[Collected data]
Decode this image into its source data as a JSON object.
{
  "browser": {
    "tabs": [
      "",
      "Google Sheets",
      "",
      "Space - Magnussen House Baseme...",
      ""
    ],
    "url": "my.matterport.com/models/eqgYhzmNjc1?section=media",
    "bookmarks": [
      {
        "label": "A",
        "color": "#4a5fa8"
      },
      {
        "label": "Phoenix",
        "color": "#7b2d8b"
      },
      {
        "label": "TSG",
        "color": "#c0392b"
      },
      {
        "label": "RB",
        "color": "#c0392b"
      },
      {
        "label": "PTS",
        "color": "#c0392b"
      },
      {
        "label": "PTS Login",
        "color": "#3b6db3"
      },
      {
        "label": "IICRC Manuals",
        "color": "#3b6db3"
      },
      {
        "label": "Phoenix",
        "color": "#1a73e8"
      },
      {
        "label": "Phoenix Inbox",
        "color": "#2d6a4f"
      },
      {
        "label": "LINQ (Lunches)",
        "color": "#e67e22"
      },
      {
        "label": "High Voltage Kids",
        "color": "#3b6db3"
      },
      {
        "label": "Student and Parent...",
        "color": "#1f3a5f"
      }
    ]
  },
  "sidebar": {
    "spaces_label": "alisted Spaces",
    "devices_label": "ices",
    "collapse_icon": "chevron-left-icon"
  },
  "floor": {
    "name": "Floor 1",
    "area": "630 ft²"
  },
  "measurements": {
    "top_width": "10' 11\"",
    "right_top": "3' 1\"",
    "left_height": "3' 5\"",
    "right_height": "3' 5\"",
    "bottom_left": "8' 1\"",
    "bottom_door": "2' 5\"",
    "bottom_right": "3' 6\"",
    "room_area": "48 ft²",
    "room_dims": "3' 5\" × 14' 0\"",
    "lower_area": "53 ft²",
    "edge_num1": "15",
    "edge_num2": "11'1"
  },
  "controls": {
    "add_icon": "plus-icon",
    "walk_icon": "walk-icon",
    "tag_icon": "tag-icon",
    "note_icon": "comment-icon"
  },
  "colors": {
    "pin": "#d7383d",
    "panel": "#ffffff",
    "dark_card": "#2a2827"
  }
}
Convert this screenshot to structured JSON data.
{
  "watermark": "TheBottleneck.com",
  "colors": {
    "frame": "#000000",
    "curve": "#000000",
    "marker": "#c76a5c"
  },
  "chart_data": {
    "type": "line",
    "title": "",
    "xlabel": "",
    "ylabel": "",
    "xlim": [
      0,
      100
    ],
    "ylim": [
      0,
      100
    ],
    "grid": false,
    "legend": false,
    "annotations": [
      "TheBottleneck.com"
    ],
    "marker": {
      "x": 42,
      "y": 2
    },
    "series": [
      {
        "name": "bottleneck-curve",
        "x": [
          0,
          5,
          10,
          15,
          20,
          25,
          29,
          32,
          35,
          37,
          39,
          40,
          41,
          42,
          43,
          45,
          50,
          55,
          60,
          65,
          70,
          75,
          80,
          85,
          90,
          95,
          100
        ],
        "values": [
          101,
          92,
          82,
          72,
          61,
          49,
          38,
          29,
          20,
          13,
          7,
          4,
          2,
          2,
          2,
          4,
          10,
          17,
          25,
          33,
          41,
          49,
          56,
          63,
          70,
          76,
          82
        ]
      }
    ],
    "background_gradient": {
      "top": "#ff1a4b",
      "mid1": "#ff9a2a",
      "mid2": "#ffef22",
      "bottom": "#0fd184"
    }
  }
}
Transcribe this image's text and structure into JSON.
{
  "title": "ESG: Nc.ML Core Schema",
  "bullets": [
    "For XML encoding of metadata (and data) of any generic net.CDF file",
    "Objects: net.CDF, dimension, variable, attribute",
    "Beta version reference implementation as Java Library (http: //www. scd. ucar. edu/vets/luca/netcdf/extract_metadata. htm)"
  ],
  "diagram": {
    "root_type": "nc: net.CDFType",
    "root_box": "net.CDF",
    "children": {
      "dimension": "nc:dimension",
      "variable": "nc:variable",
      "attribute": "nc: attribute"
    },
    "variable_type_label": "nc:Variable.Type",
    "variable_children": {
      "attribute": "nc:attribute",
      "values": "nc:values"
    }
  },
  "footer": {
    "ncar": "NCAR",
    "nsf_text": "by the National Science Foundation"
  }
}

## Problem description
Each record must be repeated exactly as it is.

## Response
Decode this image into its source data as a JSON object.
{
  "browser": {
    "tabs": [
      "",
      "Google Sheets",
      "",
      "Space - Magnussen House Baseme...",
      ""
    ],
    "url": "my.matterport.com/models/eqgYhzmNjc1?section=media",
    "bookmarks": [
      {
        "label": "A",
        "color": "#4a5fa8"
      },
      {
        "label": "Phoenix",
        "color": "#7b2d8b"
      },
      {
        "label": "TSG",
        "color": "#c0392b"
      },
      {
        "label": "RB",
        "color": "#c0392b"
      },
      {
        "label": "PTS",
        "color": "#c0392b"
      },
      {
        "label": "PTS Login",
        "color": "#3b6db3"
      },
      {
        "label": "IICRC Manuals",
        "color": "#3b6db3"
      },
      {
        "label": "Phoenix",
        "color": "#1a73e8"
      },
      {
        "label": "Phoenix Inbox",
        "color": "#2d6a4f"
      },
      {
        "label": "LINQ (Lunches)",
        "color": "#e67e22"
      },
      {
        "label": "High Voltage Kids",
        "color": "#3b6db3"
      },
      {
        "label": "Student and Parent...",
        "color": "#1f3a5f"
      }
    ]
  },
  "sidebar": {
    "spaces_label": "alisted Spaces",
    "devices_label": "ices",
    "collapse_icon": "chevron-left-icon"
  },
  "floor": {
    "name": "Floor 1",
    "area": "630 ft²"
  },
  "measurements": {
    "top_width": "10' 11\"",
    "right_top": "3' 1\"",
    "left_height": "3' 5\"",
    "right_height": "3' 5\"",
    "bottom_left": "8' 1\"",
    "bottom_door": "2' 5\"",
    "bottom_right": "3' 6\"",
    "room_area": "48 ft²",
    "room_dims": "3' 5\" × 14' 0\"",
    "lower_area": "53 ft²",
    "edge_num1": "15",
    "edge_num2": "11'1"
  },
  "controls": {
    "add_icon": "plus-icon",
    "walk_icon": "walk-icon",
    "tag_icon": "tag-icon",
    "note_icon": "comment-icon"
  },
  "colors": {
    "pin": "#d7383d",
    "panel": "#ffffff",
    "dark_card": "#2a2827"
  }
}
Convert this screenshot to structured JSON data.
{
  "watermark": "TheBottleneck.com",
  "colors": {
    "frame": "#000000",
    "curve": "#000000",
    "marker": "#c76a5c"
  },
  "chart_data": {
    "type": "line",
    "title": "",
    "xlabel": "",
    "ylabel": "",
    "xlim": [
      0,
      100
    ],
    "ylim": [
      0,
      100
    ],
    "grid": false,
    "legend": false,
    "annotations": [
      "TheBottleneck.com"
    ],
    "marker": {
      "x": 42,
      "y": 2
    },
    "series": [
      {
        "name": "bottleneck-curve",
        "x": [
          0,
          5,
          10,
          15,
          20,
          25,
          29,
          32,
          35,
          37,
          39,
          40,
          41,
          42,
          43,
          45,
          50,
          55,
          60,
          65,
          70,
          75,
          80,
          85,
          90,
          95,
          100
        ],
        "values": [
          101,
          92,
          82,
          72,
          61,
          49,
          38,
          29,
          20,
          13,
          7,
          4,
          2,
          2,
          2,
          4,
          10,
          17,
          25,
          33,
          41,
          49,
          56,
          63,
          70,
          76,
          82
        ]
      }
    ],
    "background_gradient": {
      "top": "#ff1a4b",
      "mid1": "#ff9a2a",
      "mid2": "#ffef22",
      "bottom": "#0fd184"
    }
  }
}
Transcribe this image's text and structure into JSON.
{
  "title": "ESG: Nc.ML Core Schema",
  "bullets": [
    "For XML encoding of metadata (and data) of any generic net.CDF file",
    "Objects: net.CDF, dimension, variable, attribute",
    "Beta version reference implementation as Java Library (http: //www. scd. ucar. edu/vets/luca/netcdf/extract_metadata. htm)"
  ],
  "diagram": {
    "root_type": "nc: net.CDFType",
    "root_box": "net.CDF",
    "children": {
      "dimension": "nc:dimension",
      "variable": "nc:variable",
      "attribute": "nc: attribute"
    },
    "variable_type_label": "nc:Variable.Type",
    "variable_children": {
      "attribute": "nc:attribute",
      "values": "nc:values"
    }
  },
  "footer": {
    "ncar": "NCAR",
    "nsf_text": "by the National Science Foundation"
  }
}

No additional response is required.